— start GIVEN RECORDS —

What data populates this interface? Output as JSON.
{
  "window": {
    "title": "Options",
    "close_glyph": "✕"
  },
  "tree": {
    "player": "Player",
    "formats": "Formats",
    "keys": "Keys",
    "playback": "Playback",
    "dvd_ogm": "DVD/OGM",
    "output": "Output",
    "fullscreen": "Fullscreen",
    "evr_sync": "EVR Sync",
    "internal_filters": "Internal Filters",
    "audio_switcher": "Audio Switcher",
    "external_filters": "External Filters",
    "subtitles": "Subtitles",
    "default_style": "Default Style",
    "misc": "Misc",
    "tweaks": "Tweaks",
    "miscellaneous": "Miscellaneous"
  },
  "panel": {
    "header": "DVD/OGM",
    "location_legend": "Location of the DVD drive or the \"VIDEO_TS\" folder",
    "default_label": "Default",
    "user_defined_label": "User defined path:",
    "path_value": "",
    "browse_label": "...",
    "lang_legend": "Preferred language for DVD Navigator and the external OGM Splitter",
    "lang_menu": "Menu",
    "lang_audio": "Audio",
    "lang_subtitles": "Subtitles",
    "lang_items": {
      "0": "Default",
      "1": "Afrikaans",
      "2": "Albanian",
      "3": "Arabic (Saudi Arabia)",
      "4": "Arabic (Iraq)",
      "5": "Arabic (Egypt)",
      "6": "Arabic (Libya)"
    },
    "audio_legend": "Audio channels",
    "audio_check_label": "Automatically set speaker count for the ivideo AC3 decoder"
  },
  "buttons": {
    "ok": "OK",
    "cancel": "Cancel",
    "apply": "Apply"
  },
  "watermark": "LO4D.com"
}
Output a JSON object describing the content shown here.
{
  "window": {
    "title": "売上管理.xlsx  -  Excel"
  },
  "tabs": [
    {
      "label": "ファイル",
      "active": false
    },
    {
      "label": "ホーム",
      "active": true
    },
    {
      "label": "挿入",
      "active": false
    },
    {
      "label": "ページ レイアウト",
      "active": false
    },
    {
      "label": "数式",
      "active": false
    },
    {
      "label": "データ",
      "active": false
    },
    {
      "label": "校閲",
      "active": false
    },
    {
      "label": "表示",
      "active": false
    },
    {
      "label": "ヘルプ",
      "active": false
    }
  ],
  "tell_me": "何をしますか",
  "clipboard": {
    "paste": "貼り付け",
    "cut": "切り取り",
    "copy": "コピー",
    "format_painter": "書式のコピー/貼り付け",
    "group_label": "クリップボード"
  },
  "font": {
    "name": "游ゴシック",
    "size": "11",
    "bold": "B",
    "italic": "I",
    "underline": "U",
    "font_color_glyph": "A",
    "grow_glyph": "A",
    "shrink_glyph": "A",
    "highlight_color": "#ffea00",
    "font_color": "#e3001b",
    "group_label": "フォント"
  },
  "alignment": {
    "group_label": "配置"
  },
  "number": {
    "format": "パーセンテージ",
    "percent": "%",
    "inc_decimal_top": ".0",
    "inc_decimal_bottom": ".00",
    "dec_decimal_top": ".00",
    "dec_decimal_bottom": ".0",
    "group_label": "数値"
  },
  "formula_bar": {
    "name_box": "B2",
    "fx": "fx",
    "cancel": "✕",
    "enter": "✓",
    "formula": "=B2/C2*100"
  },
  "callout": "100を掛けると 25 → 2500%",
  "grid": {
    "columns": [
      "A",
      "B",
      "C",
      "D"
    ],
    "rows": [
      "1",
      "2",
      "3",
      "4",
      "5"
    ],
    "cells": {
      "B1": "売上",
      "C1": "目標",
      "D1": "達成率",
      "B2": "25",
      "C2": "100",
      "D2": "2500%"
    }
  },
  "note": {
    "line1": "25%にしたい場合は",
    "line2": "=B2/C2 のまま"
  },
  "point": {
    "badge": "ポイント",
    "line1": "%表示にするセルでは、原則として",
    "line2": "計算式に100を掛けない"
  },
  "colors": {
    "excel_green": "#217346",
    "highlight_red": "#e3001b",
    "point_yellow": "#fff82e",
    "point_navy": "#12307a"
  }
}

— end GIVEN RECORDS —

TASK GOAL:
Look for lines containing the string "Filters" and copy them all.

THE ANSWER:
    "internal_filters": "Internal Filters",
    "external_filters": "External Filters",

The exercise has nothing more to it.